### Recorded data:
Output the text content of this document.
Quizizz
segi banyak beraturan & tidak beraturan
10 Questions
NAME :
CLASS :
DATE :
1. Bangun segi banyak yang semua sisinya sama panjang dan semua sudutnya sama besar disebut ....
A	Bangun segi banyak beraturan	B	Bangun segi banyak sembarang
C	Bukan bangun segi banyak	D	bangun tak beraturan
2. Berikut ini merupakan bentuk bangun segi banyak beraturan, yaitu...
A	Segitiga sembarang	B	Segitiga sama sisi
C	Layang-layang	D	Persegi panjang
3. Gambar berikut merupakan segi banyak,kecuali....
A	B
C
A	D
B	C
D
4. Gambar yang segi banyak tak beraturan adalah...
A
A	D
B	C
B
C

### Written task:
Output all of the data again. Match it exactly.

### Exercise response:
Output the text content of this document.
Quizizz
segi banyak beraturan & tidak beraturan
10 Questions
NAME :
CLASS :
DATE :
1. Bangun segi banyak yang semua sisinya sama panjang dan semua sudutnya sama besar disebut ....
A	Bangun segi banyak beraturan	B	Bangun segi banyak sembarang
C	Bukan bangun segi banyak	D	bangun tak beraturan
2. Berikut ini merupakan bentuk bangun segi banyak beraturan, yaitu...
A	Segitiga sembarang	B	Segitiga sama sisi
C	Layang-layang	D	Persegi panjang
3. Gambar berikut merupakan segi banyak,kecuali....
A	B
C
A	D
B	C
D
4. Gambar yang segi banyak tak beraturan adalah...
A
A	D
B	C
B
C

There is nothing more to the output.